Pictures do not belong in the copy; restate the records below word for word.

__Records shown__:
▬▬▬
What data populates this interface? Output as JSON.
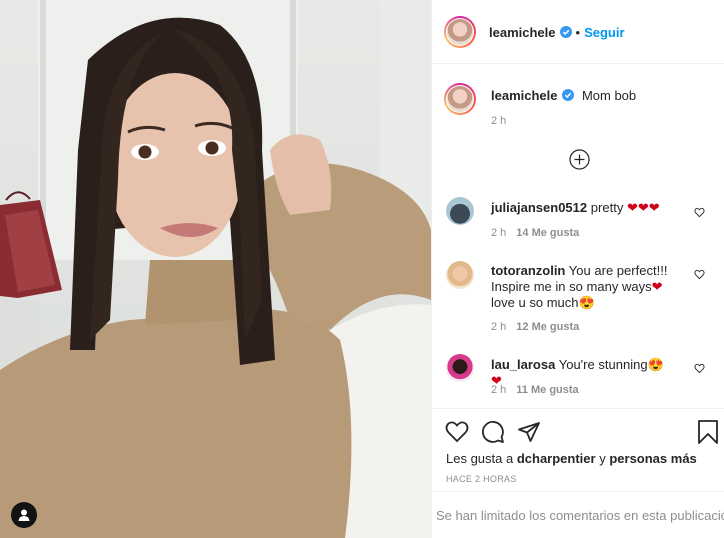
{
  "post": {
    "author": "leamichele",
    "follow_label": "Seguir",
    "caption": "Mom bob",
    "caption_time": "2 h"
  },
  "comments": [
    {
      "username": "juliajansen0512",
      "text": "pretty ❤❤❤",
      "time": "2 h",
      "likes": "14 Me gusta"
    },
    {
      "username": "totoranzolin",
      "text": "You are perfect!!! Inspire me in so many ways❤ love u so much😍",
      "time": "2 h",
      "likes": "12 Me gusta"
    },
    {
      "username": "lau_larosa",
      "text": "You're stunning😍❤",
      "time": "2 h",
      "likes": "11 Me gusta"
    }
  ],
  "likes": {
    "prefix": "Les gusta a",
    "user": "dcharpentier",
    "joiner": "y",
    "others": "personas más"
  },
  "post_time": "HACE 2 HORAS",
  "footer_text": "Se han limitado los comentarios en esta publicación",
  "icons": {
    "like": "heart-icon",
    "comment": "comment-icon",
    "share": "paper-plane-icon",
    "save": "bookmark-icon",
    "load_more": "plus-circle-icon",
    "tags": "user-tag-icon"
  },
  "colors": {
    "accent": "#0095f6",
    "muted": "#8e8e8e",
    "text": "#262626"
  }
}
▬▬▬
__Reply to the task__:
What data populates this interface? Output as JSON.
{
  "post": {
    "author": "leamichele",
    "follow_label": "Seguir",
    "caption": "Mom bob",
    "caption_time": "2 h"
  },
  "comments": [
    {
      "username": "juliajansen0512",
      "text": "pretty ❤❤❤",
      "time": "2 h",
      "likes": "14 Me gusta"
    },
    {
      "username": "totoranzolin",
      "text": "You are perfect!!! Inspire me in so many ways❤ love u so much😍",
      "time": "2 h",
      "likes": "12 Me gusta"
    },
    {
      "username": "lau_larosa",
      "text": "You're stunning😍❤",
      "time": "2 h",
      "likes": "11 Me gusta"
    }
  ],
  "likes": {
    "prefix": "Les gusta a",
    "user": "dcharpentier",
    "joiner": "y",
    "others": "personas más"
  },
  "post_time": "HACE 2 HORAS",
  "footer_text": "Se han limitado los comentarios en esta publicación",
  "icons": {
    "like": "heart-icon",
    "comment": "comment-icon",
    "share": "paper-plane-icon",
    "save": "bookmark-icon",
    "load_more": "plus-circle-icon",
    "tags": "user-tag-icon"
  },
  "colors": {
    "accent": "#0095f6",
    "muted": "#8e8e8e",
    "text": "#262626"
  }
}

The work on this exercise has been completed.